* [Task prompt] Reproduce all the lines exactly as they stand, apart from the pictures.
──────────
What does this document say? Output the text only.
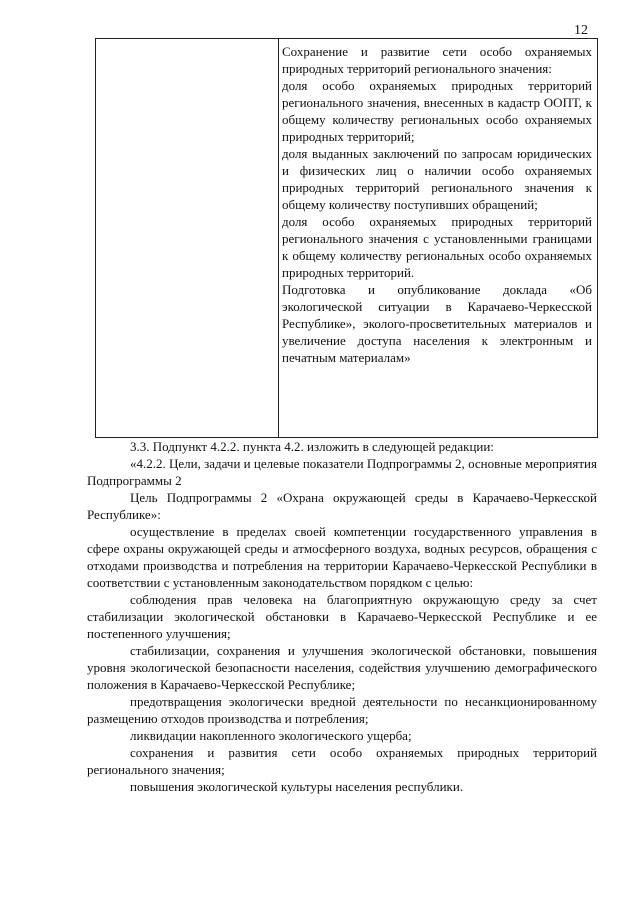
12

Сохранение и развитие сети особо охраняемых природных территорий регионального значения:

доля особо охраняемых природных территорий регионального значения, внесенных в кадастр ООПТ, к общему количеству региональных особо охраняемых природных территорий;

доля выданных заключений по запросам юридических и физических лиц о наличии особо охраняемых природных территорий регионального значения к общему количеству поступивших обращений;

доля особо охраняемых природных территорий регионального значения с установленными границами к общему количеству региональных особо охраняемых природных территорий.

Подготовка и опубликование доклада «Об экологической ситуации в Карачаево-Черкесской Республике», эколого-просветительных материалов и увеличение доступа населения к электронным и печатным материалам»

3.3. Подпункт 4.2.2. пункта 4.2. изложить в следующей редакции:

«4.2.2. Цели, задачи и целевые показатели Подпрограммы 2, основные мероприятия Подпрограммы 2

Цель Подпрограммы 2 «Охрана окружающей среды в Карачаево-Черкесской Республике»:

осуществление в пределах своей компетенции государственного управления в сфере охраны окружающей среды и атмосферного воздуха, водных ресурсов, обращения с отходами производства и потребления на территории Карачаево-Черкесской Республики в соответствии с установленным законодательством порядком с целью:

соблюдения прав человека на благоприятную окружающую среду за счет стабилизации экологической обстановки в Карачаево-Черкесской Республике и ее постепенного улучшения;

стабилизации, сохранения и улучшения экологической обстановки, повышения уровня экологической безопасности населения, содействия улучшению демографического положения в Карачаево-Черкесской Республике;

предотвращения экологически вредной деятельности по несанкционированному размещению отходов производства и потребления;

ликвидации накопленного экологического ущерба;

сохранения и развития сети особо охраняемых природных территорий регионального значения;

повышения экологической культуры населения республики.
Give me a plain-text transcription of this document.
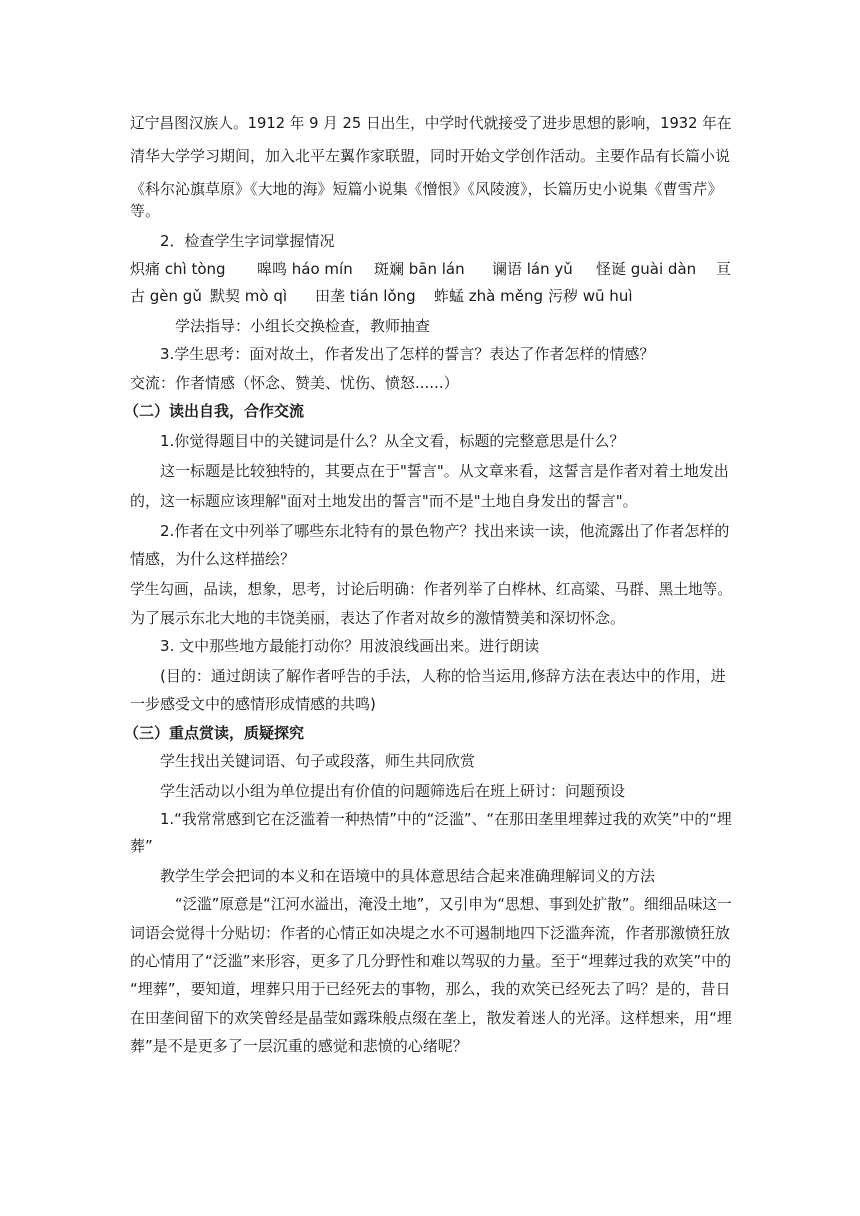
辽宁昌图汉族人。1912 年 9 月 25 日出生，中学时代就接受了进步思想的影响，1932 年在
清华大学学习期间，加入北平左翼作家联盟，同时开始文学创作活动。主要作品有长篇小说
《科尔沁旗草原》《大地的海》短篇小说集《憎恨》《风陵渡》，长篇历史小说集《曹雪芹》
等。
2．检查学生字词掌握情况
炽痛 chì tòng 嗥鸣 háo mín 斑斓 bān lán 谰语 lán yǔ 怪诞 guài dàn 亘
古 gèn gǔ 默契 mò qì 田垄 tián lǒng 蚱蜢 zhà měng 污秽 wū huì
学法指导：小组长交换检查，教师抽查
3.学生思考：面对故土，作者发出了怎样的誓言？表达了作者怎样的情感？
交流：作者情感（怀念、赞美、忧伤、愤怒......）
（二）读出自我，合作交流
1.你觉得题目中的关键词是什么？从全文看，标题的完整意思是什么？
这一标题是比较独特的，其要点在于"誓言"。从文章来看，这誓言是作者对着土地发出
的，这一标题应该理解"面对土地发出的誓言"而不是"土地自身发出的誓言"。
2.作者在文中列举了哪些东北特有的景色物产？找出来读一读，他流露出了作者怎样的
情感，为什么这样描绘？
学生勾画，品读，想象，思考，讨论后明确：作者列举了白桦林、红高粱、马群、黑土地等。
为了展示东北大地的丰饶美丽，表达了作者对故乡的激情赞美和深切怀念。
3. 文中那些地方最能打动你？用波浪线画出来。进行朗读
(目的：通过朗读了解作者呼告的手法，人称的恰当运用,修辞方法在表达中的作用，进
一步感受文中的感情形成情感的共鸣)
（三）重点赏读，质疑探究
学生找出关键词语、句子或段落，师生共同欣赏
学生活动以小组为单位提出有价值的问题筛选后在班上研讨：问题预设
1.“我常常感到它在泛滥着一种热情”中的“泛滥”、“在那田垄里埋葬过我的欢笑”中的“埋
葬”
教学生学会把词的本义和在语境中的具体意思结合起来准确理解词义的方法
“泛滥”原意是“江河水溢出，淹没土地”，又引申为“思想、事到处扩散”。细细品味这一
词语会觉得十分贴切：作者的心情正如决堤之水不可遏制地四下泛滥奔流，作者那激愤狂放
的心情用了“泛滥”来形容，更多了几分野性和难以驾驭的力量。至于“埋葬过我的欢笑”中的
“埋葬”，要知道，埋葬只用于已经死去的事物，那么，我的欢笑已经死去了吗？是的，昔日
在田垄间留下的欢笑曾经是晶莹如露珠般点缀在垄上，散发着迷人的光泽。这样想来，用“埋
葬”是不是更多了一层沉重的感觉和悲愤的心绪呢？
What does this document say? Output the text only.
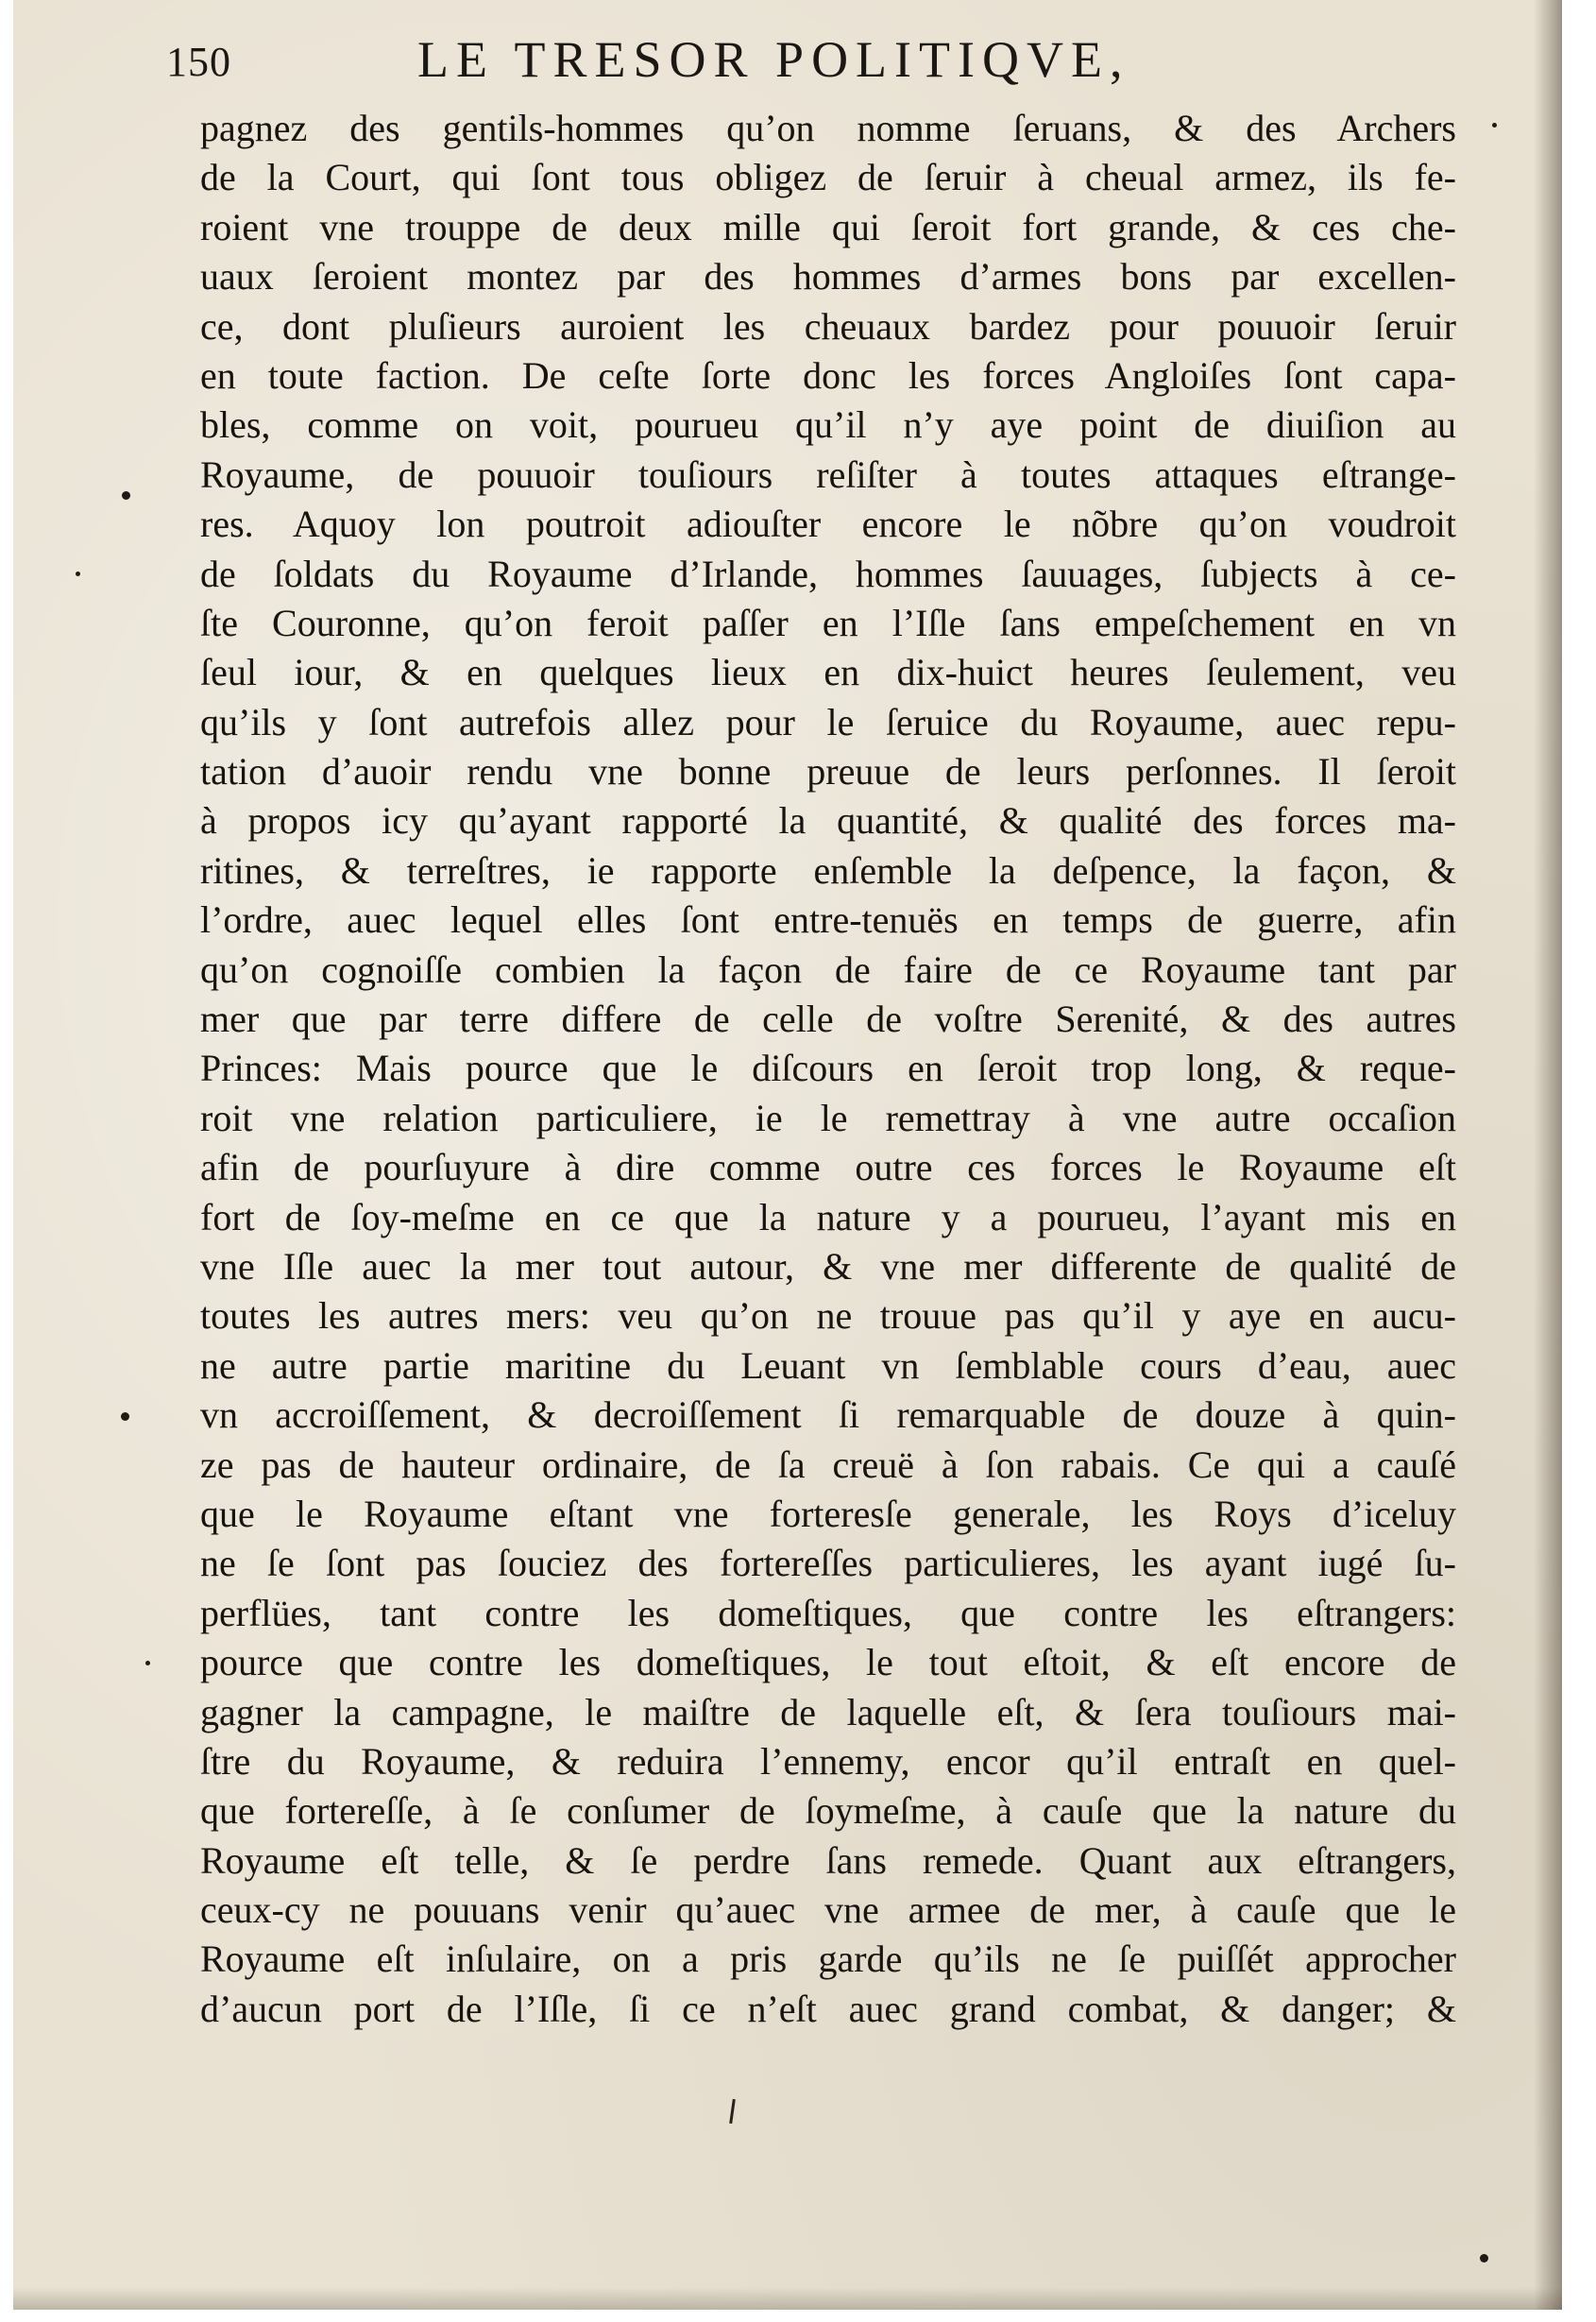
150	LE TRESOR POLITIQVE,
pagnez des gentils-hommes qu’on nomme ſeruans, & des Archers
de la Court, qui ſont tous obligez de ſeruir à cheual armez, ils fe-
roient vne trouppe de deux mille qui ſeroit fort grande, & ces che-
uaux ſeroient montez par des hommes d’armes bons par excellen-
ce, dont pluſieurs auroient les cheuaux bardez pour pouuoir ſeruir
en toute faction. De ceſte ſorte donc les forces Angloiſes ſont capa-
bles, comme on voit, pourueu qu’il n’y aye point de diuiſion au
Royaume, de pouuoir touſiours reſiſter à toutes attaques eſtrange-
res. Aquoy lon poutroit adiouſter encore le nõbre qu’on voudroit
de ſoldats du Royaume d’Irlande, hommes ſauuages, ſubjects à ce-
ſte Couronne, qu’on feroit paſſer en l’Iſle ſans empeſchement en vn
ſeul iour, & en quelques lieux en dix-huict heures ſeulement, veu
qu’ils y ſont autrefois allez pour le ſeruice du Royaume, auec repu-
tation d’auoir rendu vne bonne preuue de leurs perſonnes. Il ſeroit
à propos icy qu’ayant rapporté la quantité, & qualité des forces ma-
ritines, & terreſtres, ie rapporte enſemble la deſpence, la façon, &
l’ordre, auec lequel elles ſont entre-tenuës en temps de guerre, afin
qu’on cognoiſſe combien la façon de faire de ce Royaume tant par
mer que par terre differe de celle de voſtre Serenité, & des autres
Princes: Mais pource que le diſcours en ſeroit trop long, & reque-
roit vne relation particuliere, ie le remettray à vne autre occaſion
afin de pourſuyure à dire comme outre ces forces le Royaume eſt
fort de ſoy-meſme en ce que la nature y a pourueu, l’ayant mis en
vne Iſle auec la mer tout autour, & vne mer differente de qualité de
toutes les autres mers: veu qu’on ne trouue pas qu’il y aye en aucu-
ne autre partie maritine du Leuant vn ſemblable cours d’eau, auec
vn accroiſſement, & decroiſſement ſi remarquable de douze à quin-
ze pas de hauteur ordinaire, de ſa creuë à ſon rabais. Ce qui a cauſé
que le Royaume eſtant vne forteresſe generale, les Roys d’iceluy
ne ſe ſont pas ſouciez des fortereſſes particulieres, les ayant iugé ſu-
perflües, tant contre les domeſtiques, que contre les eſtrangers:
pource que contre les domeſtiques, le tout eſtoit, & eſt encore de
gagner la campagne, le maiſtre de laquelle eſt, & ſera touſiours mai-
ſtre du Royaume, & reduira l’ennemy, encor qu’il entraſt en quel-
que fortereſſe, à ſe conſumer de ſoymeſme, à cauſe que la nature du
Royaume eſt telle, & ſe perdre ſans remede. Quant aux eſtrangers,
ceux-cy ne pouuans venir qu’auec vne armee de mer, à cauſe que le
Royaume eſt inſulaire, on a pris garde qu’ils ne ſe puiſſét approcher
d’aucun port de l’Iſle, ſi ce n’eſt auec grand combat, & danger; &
──────────
* [Exercise response]
What does this document say? Output the text only.
12

Сохранение и развитие сети особо охраняемых природных территорий регионального значения:

доля особо охраняемых природных территорий регионального значения, внесенных в кадастр ООПТ, к общему количеству региональных особо охраняемых природных территорий;

доля выданных заключений по запросам юридических и физических лиц о наличии особо охраняемых природных территорий регионального значения к общему количеству поступивших обращений;

доля особо охраняемых природных территорий регионального значения с установленными границами к общему количеству региональных особо охраняемых природных территорий.

Подготовка и опубликование доклада «Об экологической ситуации в Карачаево-Черкесской Республике», эколого-просветительных материалов и увеличение доступа населения к электронным и печатным материалам»

3.3. Подпункт 4.2.2. пункта 4.2. изложить в следующей редакции:

«4.2.2. Цели, задачи и целевые показатели Подпрограммы 2, основные мероприятия Подпрограммы 2

Цель Подпрограммы 2 «Охрана окружающей среды в Карачаево-Черкесской Республике»:

осуществление в пределах своей компетенции государственного управления в сфере охраны окружающей среды и атмосферного воздуха, водных ресурсов, обращения с отходами производства и потребления на территории Карачаево-Черкесской Республики в соответствии с установленным законодательством порядком с целью:

соблюдения прав человека на благоприятную окружающую среду за счет стабилизации экологической обстановки в Карачаево-Черкесской Республике и ее постепенного улучшения;

стабилизации, сохранения и улучшения экологической обстановки, повышения уровня экологической безопасности населения, содействия улучшению демографического положения в Карачаево-Черкесской Республике;

предотвращения экологически вредной деятельности по несанкционированному размещению отходов производства и потребления;

ликвидации накопленного экологического ущерба;

сохранения и развития сети особо охраняемых природных территорий регионального значения;

повышения экологической культуры населения республики.
Give me a plain-text transcription of this document.
辽宁昌图汉族人。1912 年 9 月 25 日出生，中学时代就接受了进步思想的影响，1932 年在
清华大学学习期间，加入北平左翼作家联盟，同时开始文学创作活动。主要作品有长篇小说
《科尔沁旗草原》《大地的海》短篇小说集《憎恨》《风陵渡》，长篇历史小说集《曹雪芹》
等。
2．检查学生字词掌握情况
炽痛 chì tòng 嗥鸣 háo mín 斑斓 bān lán 谰语 lán yǔ 怪诞 guài dàn 亘
古 gèn gǔ 默契 mò qì 田垄 tián lǒng 蚱蜢 zhà měng 污秽 wū huì
学法指导：小组长交换检查，教师抽查
3.学生思考：面对故土，作者发出了怎样的誓言？表达了作者怎样的情感？
交流：作者情感（怀念、赞美、忧伤、愤怒......）
（二）读出自我，合作交流
1.你觉得题目中的关键词是什么？从全文看，标题的完整意思是什么？
这一标题是比较独特的，其要点在于"誓言"。从文章来看，这誓言是作者对着土地发出
的，这一标题应该理解"面对土地发出的誓言"而不是"土地自身发出的誓言"。
2.作者在文中列举了哪些东北特有的景色物产？找出来读一读，他流露出了作者怎样的
情感，为什么这样描绘？
学生勾画，品读，想象，思考，讨论后明确：作者列举了白桦林、红高粱、马群、黑土地等。
为了展示东北大地的丰饶美丽，表达了作者对故乡的激情赞美和深切怀念。
3. 文中那些地方最能打动你？用波浪线画出来。进行朗读
(目的：通过朗读了解作者呼告的手法，人称的恰当运用,修辞方法在表达中的作用，进
一步感受文中的感情形成情感的共鸣)
（三）重点赏读，质疑探究
学生找出关键词语、句子或段落，师生共同欣赏
学生活动以小组为单位提出有价值的问题筛选后在班上研讨：问题预设
1.“我常常感到它在泛滥着一种热情”中的“泛滥”、“在那田垄里埋葬过我的欢笑”中的“埋
葬”
教学生学会把词的本义和在语境中的具体意思结合起来准确理解词义的方法
“泛滥”原意是“江河水溢出，淹没土地”，又引申为“思想、事到处扩散”。细细品味这一
词语会觉得十分贴切：作者的心情正如决堤之水不可遏制地四下泛滥奔流，作者那激愤狂放
的心情用了“泛滥”来形容，更多了几分野性和难以驾驭的力量。至于“埋葬过我的欢笑”中的
“埋葬”，要知道，埋葬只用于已经死去的事物，那么，我的欢笑已经死去了吗？是的，昔日
在田垄间留下的欢笑曾经是晶莹如露珠般点缀在垄上，散发着迷人的光泽。这样想来，用“埋
葬”是不是更多了一层沉重的感觉和悲愤的心绪呢？
What does this document say? Output the text only.
150	LE TRESOR POLITIQVE,
pagnez des gentils-hommes qu’on nomme ſeruans, & des Archers
de la Court, qui ſont tous obligez de ſeruir à cheual armez, ils fe-
roient vne trouppe de deux mille qui ſeroit fort grande, & ces che-
uaux ſeroient montez par des hommes d’armes bons par excellen-
ce, dont pluſieurs auroient les cheuaux bardez pour pouuoir ſeruir
en toute faction. De ceſte ſorte donc les forces Angloiſes ſont capa-
bles, comme on voit, pourueu qu’il n’y aye point de diuiſion au
Royaume, de pouuoir touſiours reſiſter à toutes attaques eſtrange-
res. Aquoy lon poutroit adiouſter encore le nõbre qu’on voudroit
de ſoldats du Royaume d’Irlande, hommes ſauuages, ſubjects à ce-
ſte Couronne, qu’on feroit paſſer en l’Iſle ſans empeſchement en vn
ſeul iour, & en quelques lieux en dix-huict heures ſeulement, veu
qu’ils y ſont autrefois allez pour le ſeruice du Royaume, auec repu-
tation d’auoir rendu vne bonne preuue de leurs perſonnes. Il ſeroit
à propos icy qu’ayant rapporté la quantité, & qualité des forces ma-
ritines, & terreſtres, ie rapporte enſemble la deſpence, la façon, &
l’ordre, auec lequel elles ſont entre-tenuës en temps de guerre, afin
qu’on cognoiſſe combien la façon de faire de ce Royaume tant par
mer que par terre differe de celle de voſtre Serenité, & des autres
Princes: Mais pource que le diſcours en ſeroit trop long, & reque-
roit vne relation particuliere, ie le remettray à vne autre occaſion
afin de pourſuyure à dire comme outre ces forces le Royaume eſt
fort de ſoy-meſme en ce que la nature y a pourueu, l’ayant mis en
vne Iſle auec la mer tout autour, & vne mer differente de qualité de
toutes les autres mers: veu qu’on ne trouue pas qu’il y aye en aucu-
ne autre partie maritine du Leuant vn ſemblable cours d’eau, auec
vn accroiſſement, & decroiſſement ſi remarquable de douze à quin-
ze pas de hauteur ordinaire, de ſa creuë à ſon rabais. Ce qui a cauſé
que le Royaume eſtant vne forteresſe generale, les Roys d’iceluy
ne ſe ſont pas ſouciez des fortereſſes particulieres, les ayant iugé ſu-
perflües, tant contre les domeſtiques, que contre les eſtrangers:
pource que contre les domeſtiques, le tout eſtoit, & eſt encore de
gagner la campagne, le maiſtre de laquelle eſt, & ſera touſiours mai-
ſtre du Royaume, & reduira l’ennemy, encor qu’il entraſt en quel-
que fortereſſe, à ſe conſumer de ſoymeſme, à cauſe que la nature du
Royaume eſt telle, & ſe perdre ſans remede. Quant aux eſtrangers,
ceux-cy ne pouuans venir qu’auec vne armee de mer, à cauſe que le
Royaume eſt inſulaire, on a pris garde qu’ils ne ſe puiſſét approcher
d’aucun port de l’Iſle, ſi ce n’eſt auec grand combat, & danger; &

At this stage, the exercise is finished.